Objective: State the number of lines below in which the word "Reporting" appears. Nothing else belongs in the answer.

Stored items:
________________________

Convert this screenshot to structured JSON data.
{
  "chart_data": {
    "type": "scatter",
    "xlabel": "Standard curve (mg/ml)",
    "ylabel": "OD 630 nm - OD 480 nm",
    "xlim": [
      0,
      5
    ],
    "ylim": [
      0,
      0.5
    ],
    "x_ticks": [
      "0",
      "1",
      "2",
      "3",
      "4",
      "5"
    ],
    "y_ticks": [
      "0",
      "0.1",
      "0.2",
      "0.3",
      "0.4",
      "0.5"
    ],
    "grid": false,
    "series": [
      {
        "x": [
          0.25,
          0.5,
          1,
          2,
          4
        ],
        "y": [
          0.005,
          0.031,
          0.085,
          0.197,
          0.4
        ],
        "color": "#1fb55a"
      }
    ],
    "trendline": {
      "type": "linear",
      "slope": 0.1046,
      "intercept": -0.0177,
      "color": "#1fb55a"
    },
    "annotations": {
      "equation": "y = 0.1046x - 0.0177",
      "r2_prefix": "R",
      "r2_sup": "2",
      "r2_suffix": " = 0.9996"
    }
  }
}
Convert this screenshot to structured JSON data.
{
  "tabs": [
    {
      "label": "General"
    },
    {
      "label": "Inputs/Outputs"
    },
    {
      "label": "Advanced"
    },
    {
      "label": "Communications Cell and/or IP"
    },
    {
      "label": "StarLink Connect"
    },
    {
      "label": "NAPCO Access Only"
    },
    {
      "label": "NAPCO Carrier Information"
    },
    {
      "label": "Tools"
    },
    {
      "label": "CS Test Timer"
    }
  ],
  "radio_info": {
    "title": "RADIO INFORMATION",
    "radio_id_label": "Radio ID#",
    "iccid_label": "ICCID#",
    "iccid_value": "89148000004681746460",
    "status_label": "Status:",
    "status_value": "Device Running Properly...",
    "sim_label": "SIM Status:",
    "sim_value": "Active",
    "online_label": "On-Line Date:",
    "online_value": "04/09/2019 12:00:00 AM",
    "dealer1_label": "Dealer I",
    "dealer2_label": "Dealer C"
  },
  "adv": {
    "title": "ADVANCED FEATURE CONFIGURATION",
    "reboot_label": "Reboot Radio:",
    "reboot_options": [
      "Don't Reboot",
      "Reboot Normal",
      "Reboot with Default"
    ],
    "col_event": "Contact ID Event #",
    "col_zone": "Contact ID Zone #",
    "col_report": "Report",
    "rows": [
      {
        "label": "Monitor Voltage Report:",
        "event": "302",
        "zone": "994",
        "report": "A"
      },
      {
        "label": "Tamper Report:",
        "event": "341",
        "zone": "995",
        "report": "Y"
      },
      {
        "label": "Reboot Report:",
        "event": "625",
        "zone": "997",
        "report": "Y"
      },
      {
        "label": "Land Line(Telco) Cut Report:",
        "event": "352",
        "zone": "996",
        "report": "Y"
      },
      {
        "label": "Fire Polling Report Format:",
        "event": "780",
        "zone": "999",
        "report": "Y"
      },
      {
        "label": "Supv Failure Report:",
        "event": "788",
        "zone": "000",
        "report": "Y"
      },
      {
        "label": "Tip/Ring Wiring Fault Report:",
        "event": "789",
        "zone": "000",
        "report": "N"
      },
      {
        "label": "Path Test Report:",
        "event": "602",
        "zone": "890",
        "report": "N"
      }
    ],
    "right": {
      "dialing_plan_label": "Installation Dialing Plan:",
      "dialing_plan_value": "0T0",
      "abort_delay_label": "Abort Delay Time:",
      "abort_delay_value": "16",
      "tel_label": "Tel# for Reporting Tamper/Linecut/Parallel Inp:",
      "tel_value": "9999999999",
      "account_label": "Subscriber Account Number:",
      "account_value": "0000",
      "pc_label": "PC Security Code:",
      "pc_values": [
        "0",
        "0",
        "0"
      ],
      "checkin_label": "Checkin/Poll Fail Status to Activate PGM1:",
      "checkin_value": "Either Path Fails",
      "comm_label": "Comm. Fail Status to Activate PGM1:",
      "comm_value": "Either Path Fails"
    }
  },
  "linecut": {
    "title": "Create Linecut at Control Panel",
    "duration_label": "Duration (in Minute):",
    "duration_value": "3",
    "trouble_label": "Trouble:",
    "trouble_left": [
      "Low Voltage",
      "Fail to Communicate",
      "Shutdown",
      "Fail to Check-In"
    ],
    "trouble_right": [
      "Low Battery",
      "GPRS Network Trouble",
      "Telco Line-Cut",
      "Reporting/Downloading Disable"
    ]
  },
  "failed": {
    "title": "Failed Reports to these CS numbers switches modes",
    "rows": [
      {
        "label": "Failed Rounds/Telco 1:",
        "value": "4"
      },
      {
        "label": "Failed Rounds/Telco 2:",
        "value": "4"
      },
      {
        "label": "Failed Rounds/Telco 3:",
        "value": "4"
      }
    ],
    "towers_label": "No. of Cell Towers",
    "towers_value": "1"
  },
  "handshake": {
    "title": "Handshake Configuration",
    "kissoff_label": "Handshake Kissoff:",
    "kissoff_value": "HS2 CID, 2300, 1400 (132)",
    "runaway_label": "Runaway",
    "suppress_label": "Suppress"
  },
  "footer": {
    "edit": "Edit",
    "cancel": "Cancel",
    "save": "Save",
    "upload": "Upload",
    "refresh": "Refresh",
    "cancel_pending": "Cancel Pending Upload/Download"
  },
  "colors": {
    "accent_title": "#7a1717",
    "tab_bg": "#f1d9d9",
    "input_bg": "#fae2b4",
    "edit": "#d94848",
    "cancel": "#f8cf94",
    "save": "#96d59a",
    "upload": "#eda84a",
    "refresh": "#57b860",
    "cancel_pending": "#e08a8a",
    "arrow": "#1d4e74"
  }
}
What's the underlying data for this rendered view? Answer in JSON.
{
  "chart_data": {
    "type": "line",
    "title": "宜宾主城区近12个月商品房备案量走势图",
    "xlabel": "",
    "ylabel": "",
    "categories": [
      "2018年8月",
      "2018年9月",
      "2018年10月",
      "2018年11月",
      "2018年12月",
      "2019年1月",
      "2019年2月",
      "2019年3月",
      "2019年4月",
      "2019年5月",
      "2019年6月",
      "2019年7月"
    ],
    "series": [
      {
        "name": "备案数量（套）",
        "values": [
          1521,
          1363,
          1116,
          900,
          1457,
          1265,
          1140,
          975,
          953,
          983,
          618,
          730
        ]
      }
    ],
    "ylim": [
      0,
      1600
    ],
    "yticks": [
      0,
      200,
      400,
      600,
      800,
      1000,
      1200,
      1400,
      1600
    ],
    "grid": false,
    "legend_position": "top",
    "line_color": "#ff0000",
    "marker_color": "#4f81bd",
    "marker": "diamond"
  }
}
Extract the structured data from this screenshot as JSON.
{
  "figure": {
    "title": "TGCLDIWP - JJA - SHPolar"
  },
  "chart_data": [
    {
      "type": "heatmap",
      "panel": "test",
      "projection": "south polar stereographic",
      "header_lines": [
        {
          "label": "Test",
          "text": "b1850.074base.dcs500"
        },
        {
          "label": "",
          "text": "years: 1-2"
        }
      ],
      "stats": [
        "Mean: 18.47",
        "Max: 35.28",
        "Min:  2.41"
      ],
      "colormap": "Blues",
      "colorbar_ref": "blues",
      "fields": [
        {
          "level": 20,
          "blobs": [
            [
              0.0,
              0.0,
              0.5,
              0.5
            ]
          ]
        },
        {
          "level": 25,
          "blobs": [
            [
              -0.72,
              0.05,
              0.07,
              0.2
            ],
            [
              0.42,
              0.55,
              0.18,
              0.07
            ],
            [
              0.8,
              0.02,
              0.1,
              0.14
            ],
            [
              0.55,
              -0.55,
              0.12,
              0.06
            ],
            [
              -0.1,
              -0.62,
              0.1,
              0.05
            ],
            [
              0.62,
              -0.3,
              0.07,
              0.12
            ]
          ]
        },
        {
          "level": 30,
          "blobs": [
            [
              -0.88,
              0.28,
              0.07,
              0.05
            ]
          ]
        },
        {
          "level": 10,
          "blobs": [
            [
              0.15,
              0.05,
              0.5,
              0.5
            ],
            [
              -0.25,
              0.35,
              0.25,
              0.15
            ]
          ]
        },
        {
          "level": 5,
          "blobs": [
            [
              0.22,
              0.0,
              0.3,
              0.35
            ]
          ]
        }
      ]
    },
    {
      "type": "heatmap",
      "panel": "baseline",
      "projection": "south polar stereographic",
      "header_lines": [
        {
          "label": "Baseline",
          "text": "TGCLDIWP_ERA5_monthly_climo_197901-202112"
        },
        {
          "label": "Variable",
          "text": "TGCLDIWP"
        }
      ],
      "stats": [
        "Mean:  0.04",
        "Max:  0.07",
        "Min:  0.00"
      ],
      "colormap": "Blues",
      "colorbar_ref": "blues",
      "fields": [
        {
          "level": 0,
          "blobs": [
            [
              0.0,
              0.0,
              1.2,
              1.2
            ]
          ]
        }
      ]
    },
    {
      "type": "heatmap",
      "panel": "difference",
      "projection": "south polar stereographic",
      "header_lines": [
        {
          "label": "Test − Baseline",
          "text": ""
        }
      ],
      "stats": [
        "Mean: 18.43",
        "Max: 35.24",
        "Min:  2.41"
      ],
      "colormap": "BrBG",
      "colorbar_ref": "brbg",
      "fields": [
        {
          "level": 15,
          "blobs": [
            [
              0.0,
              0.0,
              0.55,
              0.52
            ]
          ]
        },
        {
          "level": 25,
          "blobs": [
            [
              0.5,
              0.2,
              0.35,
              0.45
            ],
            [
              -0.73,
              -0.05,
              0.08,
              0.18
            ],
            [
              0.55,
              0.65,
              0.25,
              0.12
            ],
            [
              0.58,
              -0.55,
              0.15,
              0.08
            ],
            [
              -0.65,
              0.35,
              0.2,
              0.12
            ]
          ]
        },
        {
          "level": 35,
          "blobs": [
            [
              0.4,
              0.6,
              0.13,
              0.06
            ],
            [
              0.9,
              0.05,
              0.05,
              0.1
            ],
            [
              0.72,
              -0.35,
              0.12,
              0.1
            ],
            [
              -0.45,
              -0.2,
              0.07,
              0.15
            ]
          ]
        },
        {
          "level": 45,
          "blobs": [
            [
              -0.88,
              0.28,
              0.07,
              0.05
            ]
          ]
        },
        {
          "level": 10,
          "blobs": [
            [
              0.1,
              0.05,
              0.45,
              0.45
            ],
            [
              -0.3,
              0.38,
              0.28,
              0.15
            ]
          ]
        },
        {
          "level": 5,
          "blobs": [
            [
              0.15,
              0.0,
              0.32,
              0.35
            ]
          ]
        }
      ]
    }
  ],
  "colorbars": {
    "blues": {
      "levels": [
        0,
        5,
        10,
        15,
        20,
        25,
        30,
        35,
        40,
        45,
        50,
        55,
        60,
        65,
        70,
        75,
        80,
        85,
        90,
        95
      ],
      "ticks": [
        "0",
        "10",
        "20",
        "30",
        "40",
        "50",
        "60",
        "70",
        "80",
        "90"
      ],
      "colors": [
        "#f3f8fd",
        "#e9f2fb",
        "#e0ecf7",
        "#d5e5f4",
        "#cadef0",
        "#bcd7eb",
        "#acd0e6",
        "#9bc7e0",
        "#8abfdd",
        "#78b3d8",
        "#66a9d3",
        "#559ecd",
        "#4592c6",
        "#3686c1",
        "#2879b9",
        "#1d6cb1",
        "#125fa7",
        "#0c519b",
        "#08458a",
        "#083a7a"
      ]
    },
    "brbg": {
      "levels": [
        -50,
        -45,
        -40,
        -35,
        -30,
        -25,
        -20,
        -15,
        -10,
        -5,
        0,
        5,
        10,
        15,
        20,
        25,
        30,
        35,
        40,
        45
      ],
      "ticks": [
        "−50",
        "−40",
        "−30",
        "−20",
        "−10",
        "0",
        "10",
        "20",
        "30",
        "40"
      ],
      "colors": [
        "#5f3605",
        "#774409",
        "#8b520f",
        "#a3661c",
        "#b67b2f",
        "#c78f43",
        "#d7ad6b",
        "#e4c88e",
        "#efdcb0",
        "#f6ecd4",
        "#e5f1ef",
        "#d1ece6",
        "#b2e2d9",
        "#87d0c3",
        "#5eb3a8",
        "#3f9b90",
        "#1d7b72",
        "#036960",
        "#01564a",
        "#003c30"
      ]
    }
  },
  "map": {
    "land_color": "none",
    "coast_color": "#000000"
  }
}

________________________

Solution to the problem: 2